Received: 1 July 2008 / Accepted: 19 August 2008 / Published: 22 August 2008

Abstract

:
Methyl (2E)-3-methoxyacrylate and excess methylhydrazine yield crude 1-methyl-2-pyrazolin-5-one which is reacted with cyclohexanone to obtain the title compound in 86% yield. Detailed spectroscopic data (1H NMR, 13C NMR, 15N NMR, and MS) are presented.
Keywords:
Pyrazolones; cyclohexanone adduct; NMR spectroscopy

1. Introduction

During our ongoing research on pyrano[2,3-c]pyrazol-4(1H)-ones [1,2,3,4,5] we were interested in the not yet commercially available methylpyrazolone 1. Although dozens of patents and journal articles deal with its synthesis, most of them include multi-step reactions or seem to be less suited for laboratory scale preparations. Thus, we chose to follow a patent protocol, which starts from alkoxyacrylic alkyl esters and alkylhydrazines [6]. Recently, we have successfully applied that procedure to yield the unsubstituted pyrazolone [7]. Unfortunately, no work up for the crude methylpyrazolone 1 is published in the original patent (only GC/MS analysis is carried out). When we tried to find a proper solvent to precipitate the desired methylpyrazolone from the oily reaction syrup, we found that ketones – such as acetone or cyclohexanone – readily react and give colourless precipitates as the analysis of such a precipitate revealed. A representative procedure with cyclohexanone is presented in the experimental part [Scheme 1].
It should be noted that according to NMR data in DMSO-d6 solution, we presume a rather unsymmetrical conformation as outlined in Scheme 2. Consistent with this suggestion, we achieved no intramolecular cyclization to the corresponding pyrano[2,3-c:6,5-c']dipyrazole upon treatment with conc. sulfuric acid or polyphosphoric acid, that would be expected if the hydroxy groups were spatially close.

== Written tasks ==
• A. Answer these from the pyrazolone excerpt above:
(i) In what yield was the title compound obtained?
(ii) Which two ketones are named as reacting readily to give colorless precipitates?
(iii) Which two acids were used in the attempt at intramolecular cyclization?
• B. Retype the pyrazolone excerpt from "Received: 1 July" to "MS) are presented.".
The items that come next are separate material, unrelated to the text above them.

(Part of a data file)
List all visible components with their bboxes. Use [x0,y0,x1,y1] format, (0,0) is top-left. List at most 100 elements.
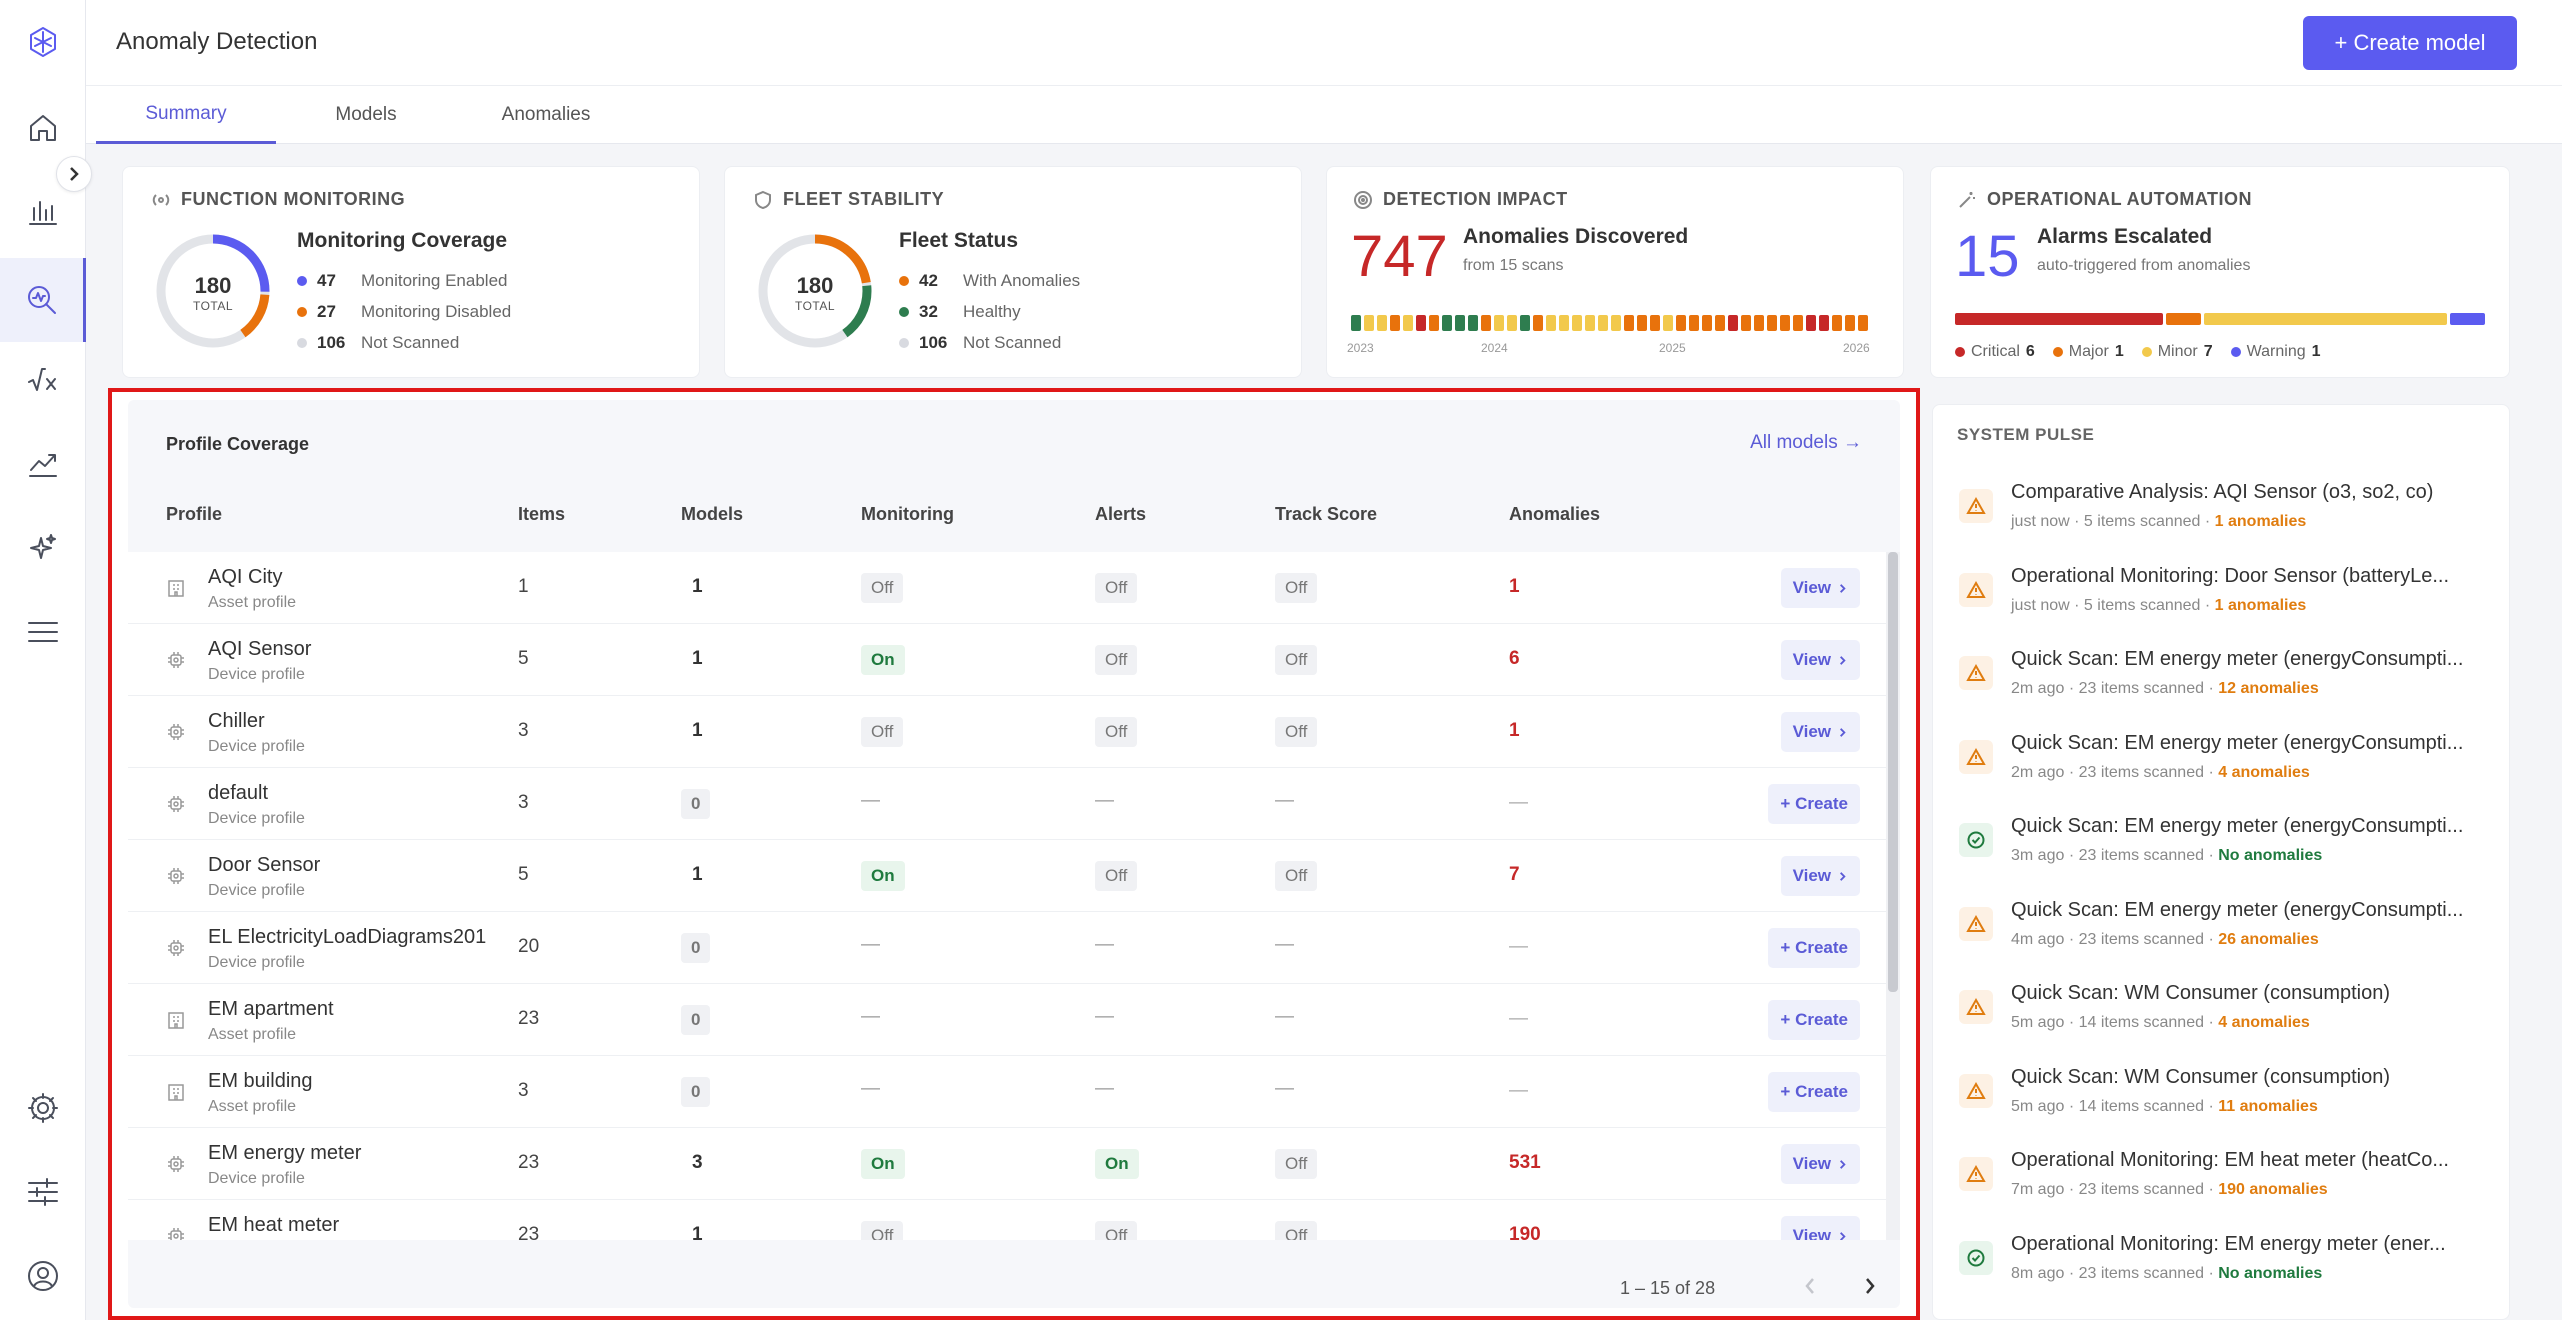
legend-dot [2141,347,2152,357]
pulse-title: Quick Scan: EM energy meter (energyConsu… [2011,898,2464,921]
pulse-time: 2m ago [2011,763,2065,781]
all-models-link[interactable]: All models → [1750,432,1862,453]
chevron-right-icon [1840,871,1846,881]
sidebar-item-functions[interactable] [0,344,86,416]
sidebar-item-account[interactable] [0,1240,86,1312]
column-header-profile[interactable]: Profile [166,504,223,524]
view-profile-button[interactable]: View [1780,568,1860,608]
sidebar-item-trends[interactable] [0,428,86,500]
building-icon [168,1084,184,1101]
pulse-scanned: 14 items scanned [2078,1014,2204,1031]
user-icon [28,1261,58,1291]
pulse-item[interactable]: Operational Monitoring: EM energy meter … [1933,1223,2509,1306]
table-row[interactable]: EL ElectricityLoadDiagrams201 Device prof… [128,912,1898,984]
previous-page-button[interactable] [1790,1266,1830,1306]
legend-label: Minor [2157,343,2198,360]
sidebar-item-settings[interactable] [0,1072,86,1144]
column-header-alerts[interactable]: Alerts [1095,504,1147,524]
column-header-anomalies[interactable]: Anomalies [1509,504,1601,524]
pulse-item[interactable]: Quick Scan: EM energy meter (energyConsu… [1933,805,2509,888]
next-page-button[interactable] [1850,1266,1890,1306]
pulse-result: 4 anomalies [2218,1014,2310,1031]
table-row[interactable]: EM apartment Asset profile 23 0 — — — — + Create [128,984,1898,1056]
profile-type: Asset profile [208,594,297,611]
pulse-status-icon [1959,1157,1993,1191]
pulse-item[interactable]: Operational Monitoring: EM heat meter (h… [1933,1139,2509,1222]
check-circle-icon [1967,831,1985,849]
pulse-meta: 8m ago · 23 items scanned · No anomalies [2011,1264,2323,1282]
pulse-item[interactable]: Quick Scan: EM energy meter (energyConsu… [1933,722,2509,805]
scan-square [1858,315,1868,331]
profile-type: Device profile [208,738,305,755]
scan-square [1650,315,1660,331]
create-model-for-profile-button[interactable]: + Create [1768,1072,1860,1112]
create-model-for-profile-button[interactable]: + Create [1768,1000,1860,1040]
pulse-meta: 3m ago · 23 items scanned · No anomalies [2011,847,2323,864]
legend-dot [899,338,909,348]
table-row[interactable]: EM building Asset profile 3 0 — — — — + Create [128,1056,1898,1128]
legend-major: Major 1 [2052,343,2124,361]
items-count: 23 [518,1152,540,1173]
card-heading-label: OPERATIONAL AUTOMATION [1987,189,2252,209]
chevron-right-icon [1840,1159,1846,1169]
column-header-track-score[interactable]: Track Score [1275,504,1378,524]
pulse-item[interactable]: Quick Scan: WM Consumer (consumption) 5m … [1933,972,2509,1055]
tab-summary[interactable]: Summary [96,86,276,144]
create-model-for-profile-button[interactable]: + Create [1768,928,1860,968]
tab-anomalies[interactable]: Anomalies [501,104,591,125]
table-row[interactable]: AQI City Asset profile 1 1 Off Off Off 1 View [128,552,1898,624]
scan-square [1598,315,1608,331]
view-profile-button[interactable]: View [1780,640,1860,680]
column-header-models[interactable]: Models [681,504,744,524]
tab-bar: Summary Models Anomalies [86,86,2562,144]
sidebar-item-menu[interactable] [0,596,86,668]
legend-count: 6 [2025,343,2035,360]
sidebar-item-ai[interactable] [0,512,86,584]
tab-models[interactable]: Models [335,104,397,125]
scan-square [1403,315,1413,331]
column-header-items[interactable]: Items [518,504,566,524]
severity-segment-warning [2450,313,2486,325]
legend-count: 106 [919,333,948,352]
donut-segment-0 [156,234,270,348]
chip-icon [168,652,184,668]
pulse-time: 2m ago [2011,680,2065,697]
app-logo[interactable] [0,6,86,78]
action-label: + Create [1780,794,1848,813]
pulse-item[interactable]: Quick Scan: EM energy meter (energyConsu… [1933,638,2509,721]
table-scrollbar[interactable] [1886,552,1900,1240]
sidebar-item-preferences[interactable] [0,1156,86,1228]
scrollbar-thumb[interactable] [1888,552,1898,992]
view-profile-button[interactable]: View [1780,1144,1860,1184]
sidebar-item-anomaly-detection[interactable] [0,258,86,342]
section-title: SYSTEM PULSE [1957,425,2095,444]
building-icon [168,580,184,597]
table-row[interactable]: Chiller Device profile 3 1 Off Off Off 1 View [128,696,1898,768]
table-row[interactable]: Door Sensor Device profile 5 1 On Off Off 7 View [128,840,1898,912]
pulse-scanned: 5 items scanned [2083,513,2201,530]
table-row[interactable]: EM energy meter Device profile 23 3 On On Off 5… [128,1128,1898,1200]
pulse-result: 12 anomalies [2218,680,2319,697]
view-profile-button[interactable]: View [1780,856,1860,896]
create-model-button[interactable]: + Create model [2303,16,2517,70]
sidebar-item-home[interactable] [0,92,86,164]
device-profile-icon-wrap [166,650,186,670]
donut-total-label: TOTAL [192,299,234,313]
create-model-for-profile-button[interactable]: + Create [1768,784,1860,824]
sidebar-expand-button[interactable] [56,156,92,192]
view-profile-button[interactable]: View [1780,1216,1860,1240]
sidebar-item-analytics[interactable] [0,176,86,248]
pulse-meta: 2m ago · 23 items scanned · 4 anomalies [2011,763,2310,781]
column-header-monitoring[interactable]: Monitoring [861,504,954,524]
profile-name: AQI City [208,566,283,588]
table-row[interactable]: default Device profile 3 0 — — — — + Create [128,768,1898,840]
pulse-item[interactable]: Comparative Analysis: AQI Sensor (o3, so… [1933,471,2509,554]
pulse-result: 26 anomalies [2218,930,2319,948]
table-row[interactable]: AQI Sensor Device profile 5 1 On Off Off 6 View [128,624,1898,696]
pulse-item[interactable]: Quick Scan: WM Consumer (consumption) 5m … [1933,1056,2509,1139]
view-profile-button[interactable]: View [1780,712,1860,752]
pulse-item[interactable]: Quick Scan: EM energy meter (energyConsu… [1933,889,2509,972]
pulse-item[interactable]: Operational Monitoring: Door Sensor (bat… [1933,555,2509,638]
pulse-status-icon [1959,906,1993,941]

* * *

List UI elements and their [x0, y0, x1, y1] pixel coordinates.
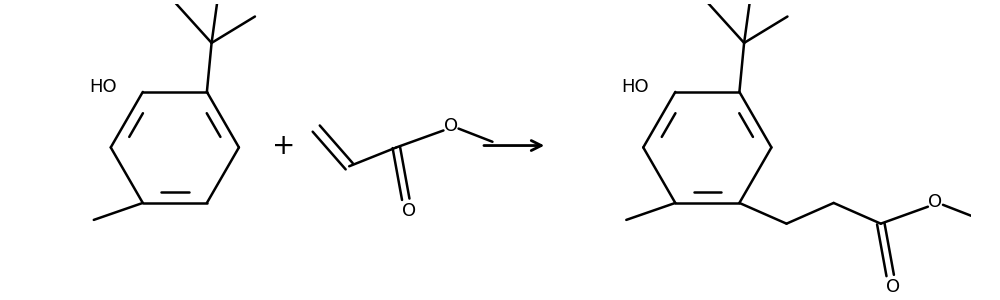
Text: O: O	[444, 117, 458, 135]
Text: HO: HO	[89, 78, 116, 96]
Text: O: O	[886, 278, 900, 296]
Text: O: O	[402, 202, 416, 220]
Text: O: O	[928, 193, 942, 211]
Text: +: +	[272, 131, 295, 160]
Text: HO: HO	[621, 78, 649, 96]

== Completed exercise ==
• A.
(i) 86%
(ii) Acetone and cyclohexanone
(iii) Concentrated sulfuric acid and polyphosphoric acid

• B.
Received: 1 July 2008 / Accepted: 19 August 2008 / Published: 22 August 2008

Abstract

:
Methyl (2E)-3-methoxyacrylate and excess methylhydrazine yield crude 1-methyl-2-pyrazolin-5-one which is reacted with cyclohexanone to obtain the title compound in 86% yield. Detailed spectroscopic data (1H NMR, 13C NMR, 15N NMR, and MS) are presented.